Record list ::

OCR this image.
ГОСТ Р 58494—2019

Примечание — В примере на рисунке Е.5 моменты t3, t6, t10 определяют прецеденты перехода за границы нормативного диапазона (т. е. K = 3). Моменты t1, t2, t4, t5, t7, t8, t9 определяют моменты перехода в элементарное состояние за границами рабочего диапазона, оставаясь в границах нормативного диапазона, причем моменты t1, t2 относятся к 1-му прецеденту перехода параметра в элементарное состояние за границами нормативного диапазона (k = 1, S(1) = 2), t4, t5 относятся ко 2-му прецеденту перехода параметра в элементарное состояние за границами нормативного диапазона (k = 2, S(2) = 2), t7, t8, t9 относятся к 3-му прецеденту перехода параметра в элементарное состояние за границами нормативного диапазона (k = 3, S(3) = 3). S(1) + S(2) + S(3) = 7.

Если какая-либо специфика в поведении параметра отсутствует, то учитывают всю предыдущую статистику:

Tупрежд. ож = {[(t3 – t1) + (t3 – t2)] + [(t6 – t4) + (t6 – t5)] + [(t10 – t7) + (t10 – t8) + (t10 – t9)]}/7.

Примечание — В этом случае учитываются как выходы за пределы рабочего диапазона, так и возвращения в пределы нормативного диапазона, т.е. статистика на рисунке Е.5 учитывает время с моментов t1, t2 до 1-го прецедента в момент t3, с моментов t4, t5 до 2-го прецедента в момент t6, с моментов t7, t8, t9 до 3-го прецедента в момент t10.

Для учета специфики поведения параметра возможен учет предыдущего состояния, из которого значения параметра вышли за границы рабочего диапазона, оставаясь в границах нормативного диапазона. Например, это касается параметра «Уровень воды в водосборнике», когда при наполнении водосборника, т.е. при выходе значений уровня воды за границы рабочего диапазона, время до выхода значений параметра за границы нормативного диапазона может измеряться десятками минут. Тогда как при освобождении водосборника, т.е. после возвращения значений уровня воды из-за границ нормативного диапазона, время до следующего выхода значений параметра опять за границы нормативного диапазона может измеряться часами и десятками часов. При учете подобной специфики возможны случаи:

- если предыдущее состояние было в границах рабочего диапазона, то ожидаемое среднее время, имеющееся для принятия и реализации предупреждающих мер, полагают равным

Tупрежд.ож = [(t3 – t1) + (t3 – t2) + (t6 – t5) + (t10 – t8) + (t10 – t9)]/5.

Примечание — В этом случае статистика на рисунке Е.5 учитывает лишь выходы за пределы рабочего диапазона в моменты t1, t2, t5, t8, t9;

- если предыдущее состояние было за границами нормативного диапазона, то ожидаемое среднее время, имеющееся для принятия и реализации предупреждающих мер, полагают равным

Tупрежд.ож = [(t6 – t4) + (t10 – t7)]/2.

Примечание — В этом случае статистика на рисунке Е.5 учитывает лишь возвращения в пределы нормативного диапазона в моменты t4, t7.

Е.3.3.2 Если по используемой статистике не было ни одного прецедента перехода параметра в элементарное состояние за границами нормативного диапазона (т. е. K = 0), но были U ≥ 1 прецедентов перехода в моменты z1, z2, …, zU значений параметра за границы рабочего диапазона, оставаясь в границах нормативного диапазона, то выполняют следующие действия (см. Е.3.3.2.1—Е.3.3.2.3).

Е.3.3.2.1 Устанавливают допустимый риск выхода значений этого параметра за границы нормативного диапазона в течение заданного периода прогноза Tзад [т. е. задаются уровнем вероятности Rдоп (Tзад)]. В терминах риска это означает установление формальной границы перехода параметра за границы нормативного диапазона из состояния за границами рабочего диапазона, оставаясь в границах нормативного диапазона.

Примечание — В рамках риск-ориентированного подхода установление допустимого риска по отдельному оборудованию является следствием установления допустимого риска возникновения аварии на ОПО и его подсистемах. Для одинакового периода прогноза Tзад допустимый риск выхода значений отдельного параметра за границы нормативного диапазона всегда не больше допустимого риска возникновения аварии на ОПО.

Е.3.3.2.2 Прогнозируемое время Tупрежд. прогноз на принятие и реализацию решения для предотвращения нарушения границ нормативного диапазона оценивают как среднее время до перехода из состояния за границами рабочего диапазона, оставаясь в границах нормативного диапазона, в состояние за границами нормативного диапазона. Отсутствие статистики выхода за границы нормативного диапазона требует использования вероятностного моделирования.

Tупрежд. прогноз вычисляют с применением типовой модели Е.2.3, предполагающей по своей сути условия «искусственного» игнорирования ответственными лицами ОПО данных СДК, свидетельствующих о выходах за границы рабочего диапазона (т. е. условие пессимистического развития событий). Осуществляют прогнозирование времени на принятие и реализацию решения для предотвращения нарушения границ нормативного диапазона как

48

What you are asked to do ::
Transcribe all the entries, keeping each one exactly as it is.

Answer to this exercise ::
OCR this image.
ГОСТ Р 58494—2019

Примечание — В примере на рисунке Е.5 моменты t3, t6, t10 определяют прецеденты перехода за границы нормативного диапазона (т. е. K = 3). Моменты t1, t2, t4, t5, t7, t8, t9 определяют моменты перехода в элементарное состояние за границами рабочего диапазона, оставаясь в границах нормативного диапазона, причем моменты t1, t2 относятся к 1-му прецеденту перехода параметра в элементарное состояние за границами нормативного диапазона (k = 1, S(1) = 2), t4, t5 относятся ко 2-му прецеденту перехода параметра в элементарное состояние за границами нормативного диапазона (k = 2, S(2) = 2), t7, t8, t9 относятся к 3-му прецеденту перехода параметра в элементарное состояние за границами нормативного диапазона (k = 3, S(3) = 3). S(1) + S(2) + S(3) = 7.

Если какая-либо специфика в поведении параметра отсутствует, то учитывают всю предыдущую статистику:

Tупрежд. ож = {[(t3 – t1) + (t3 – t2)] + [(t6 – t4) + (t6 – t5)] + [(t10 – t7) + (t10 – t8) + (t10 – t9)]}/7.

Примечание — В этом случае учитываются как выходы за пределы рабочего диапазона, так и возвращения в пределы нормативного диапазона, т.е. статистика на рисунке Е.5 учитывает время с моментов t1, t2 до 1-го прецедента в момент t3, с моментов t4, t5 до 2-го прецедента в момент t6, с моментов t7, t8, t9 до 3-го прецедента в момент t10.

Для учета специфики поведения параметра возможен учет предыдущего состояния, из которого значения параметра вышли за границы рабочего диапазона, оставаясь в границах нормативного диапазона. Например, это касается параметра «Уровень воды в водосборнике», когда при наполнении водосборника, т.е. при выходе значений уровня воды за границы рабочего диапазона, время до выхода значений параметра за границы нормативного диапазона может измеряться десятками минут. Тогда как при освобождении водосборника, т.е. после возвращения значений уровня воды из-за границ нормативного диапазона, время до следующего выхода значений параметра опять за границы нормативного диапазона может измеряться часами и десятками часов. При учете подобной специфики возможны случаи:

- если предыдущее состояние было в границах рабочего диапазона, то ожидаемое среднее время, имеющееся для принятия и реализации предупреждающих мер, полагают равным

Tупрежд.ож = [(t3 – t1) + (t3 – t2) + (t6 – t5) + (t10 – t8) + (t10 – t9)]/5.

Примечание — В этом случае статистика на рисунке Е.5 учитывает лишь выходы за пределы рабочего диапазона в моменты t1, t2, t5, t8, t9;

- если предыдущее состояние было за границами нормативного диапазона, то ожидаемое среднее время, имеющееся для принятия и реализации предупреждающих мер, полагают равным

Tупрежд.ож = [(t6 – t4) + (t10 – t7)]/2.

Примечание — В этом случае статистика на рисунке Е.5 учитывает лишь возвращения в пределы нормативного диапазона в моменты t4, t7.

Е.3.3.2 Если по используемой статистике не было ни одного прецедента перехода параметра в элементарное состояние за границами нормативного диапазона (т. е. K = 0), но были U ≥ 1 прецедентов перехода в моменты z1, z2, …, zU значений параметра за границы рабочего диапазона, оставаясь в границах нормативного диапазона, то выполняют следующие действия (см. Е.3.3.2.1—Е.3.3.2.3).

Е.3.3.2.1 Устанавливают допустимый риск выхода значений этого параметра за границы нормативного диапазона в течение заданного периода прогноза Tзад [т. е. задаются уровнем вероятности Rдоп (Tзад)]. В терминах риска это означает установление формальной границы перехода параметра за границы нормативного диапазона из состояния за границами рабочего диапазона, оставаясь в границах нормативного диапазона.

Примечание — В рамках риск-ориентированного подхода установление допустимого риска по отдельному оборудованию является следствием установления допустимого риска возникновения аварии на ОПО и его подсистемах. Для одинакового периода прогноза Tзад допустимый риск выхода значений отдельного параметра за границы нормативного диапазона всегда не больше допустимого риска возникновения аварии на ОПО.

Е.3.3.2.2 Прогнозируемое время Tупрежд. прогноз на принятие и реализацию решения для предотвращения нарушения границ нормативного диапазона оценивают как среднее время до перехода из состояния за границами рабочего диапазона, оставаясь в границах нормативного диапазона, в состояние за границами нормативного диапазона. Отсутствие статистики выхода за границы нормативного диапазона требует использования вероятностного моделирования.

Tупрежд. прогноз вычисляют с применением типовой модели Е.2.3, предполагающей по своей сути условия «искусственного» игнорирования ответственными лицами ОПО данных СДК, свидетельствующих о выходах за границы рабочего диапазона (т. е. условие пессимистического развития событий). Осуществляют прогнозирование времени на принятие и реализацию решения для предотвращения нарушения границ нормативного диапазона как

48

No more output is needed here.